The exercise:
Determine which lines contain the word "with", then copy those lines.

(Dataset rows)
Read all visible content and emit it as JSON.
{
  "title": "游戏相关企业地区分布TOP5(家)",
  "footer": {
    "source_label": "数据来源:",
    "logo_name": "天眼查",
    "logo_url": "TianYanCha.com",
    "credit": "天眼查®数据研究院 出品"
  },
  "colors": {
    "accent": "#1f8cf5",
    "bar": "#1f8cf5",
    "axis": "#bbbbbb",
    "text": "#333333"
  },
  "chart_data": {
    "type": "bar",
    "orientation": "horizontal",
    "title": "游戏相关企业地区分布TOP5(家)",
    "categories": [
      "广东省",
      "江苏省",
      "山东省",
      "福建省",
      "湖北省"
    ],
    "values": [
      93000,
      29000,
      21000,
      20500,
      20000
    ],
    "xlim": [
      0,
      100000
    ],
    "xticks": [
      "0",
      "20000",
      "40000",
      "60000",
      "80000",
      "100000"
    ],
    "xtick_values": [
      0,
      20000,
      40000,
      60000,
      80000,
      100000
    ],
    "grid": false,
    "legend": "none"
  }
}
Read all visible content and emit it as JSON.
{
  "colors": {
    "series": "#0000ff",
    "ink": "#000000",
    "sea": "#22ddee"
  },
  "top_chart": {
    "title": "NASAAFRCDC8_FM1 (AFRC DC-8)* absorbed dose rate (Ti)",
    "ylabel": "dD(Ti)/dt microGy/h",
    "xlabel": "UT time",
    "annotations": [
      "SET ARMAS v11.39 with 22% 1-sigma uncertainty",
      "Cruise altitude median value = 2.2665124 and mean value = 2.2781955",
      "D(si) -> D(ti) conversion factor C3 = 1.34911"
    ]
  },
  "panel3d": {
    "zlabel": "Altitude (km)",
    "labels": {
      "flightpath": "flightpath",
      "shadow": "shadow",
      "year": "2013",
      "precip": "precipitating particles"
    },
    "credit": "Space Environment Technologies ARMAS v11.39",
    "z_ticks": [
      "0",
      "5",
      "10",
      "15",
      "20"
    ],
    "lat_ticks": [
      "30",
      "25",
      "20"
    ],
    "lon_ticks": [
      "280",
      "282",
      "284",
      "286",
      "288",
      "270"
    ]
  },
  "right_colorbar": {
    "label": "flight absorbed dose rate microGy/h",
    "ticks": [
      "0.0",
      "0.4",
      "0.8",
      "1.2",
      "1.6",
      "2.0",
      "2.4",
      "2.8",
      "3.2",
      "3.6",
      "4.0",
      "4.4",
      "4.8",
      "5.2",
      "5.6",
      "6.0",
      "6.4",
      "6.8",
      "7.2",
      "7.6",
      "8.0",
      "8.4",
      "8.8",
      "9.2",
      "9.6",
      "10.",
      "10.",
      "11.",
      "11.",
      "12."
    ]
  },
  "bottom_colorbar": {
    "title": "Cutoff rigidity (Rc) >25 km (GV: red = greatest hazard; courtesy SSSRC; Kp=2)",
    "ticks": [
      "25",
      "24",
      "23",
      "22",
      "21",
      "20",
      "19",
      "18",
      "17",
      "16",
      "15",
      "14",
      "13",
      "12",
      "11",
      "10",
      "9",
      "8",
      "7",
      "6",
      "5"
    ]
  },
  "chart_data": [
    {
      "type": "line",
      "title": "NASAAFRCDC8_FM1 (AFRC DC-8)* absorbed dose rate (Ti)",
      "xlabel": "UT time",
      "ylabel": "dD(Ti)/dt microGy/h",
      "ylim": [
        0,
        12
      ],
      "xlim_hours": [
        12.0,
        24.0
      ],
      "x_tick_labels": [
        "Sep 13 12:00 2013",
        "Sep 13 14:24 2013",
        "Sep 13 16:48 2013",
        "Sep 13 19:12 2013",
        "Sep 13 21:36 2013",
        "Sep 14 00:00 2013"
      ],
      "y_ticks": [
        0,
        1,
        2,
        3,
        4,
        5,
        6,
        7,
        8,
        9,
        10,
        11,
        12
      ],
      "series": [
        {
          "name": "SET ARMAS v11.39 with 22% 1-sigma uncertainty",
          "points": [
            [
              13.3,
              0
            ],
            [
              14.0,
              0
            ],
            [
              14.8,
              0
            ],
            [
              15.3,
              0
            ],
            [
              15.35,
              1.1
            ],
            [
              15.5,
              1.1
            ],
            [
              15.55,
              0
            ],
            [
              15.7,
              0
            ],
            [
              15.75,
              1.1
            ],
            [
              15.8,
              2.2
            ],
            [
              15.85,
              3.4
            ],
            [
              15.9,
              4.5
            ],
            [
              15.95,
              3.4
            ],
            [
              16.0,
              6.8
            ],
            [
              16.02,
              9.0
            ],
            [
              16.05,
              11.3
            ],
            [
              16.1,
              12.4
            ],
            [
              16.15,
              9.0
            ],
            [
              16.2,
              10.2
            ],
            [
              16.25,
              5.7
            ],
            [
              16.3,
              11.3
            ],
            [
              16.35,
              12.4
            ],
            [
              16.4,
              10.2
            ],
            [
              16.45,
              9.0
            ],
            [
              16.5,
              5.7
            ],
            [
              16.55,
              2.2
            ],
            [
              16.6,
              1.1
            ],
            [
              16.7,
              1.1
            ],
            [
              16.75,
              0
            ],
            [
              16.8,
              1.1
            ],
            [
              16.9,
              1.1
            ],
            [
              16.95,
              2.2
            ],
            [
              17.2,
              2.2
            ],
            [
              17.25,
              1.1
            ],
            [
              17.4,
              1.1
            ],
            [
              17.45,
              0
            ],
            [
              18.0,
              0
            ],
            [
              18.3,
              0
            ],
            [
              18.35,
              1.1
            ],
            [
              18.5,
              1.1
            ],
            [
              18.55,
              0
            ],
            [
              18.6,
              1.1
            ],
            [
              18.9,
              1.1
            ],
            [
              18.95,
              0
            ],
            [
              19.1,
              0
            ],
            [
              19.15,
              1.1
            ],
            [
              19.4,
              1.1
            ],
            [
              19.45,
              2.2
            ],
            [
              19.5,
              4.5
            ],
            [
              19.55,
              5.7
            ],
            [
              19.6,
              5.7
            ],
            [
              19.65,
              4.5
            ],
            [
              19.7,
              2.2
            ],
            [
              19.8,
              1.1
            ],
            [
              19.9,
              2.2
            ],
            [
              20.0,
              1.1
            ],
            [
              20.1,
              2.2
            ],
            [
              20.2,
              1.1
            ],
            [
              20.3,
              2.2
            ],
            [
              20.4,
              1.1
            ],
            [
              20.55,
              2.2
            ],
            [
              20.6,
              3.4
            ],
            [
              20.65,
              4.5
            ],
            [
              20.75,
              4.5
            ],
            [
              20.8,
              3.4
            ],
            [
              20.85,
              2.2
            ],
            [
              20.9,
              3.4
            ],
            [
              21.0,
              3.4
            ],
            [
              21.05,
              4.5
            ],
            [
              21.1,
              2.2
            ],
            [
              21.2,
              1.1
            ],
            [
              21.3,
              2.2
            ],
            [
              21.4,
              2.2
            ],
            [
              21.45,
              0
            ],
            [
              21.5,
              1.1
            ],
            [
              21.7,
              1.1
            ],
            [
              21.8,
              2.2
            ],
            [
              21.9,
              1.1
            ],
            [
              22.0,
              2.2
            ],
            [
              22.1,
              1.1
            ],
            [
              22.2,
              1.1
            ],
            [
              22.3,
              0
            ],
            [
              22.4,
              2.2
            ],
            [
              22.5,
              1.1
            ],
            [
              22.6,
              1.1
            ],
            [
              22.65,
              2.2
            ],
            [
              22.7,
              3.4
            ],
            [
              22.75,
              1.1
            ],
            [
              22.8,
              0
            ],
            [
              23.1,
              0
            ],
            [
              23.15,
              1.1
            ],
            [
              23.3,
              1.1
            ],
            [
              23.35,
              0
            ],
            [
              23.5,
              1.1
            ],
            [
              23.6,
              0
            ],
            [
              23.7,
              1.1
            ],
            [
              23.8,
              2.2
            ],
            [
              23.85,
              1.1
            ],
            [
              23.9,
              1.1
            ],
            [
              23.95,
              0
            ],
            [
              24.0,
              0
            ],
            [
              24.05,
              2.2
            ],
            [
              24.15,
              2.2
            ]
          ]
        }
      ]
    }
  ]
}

Final result:
      "SET ARMAS v11.39 with 22% 1-sigma uncertainty",
          "name": "SET ARMAS v11.39 with 22% 1-sigma uncertainty",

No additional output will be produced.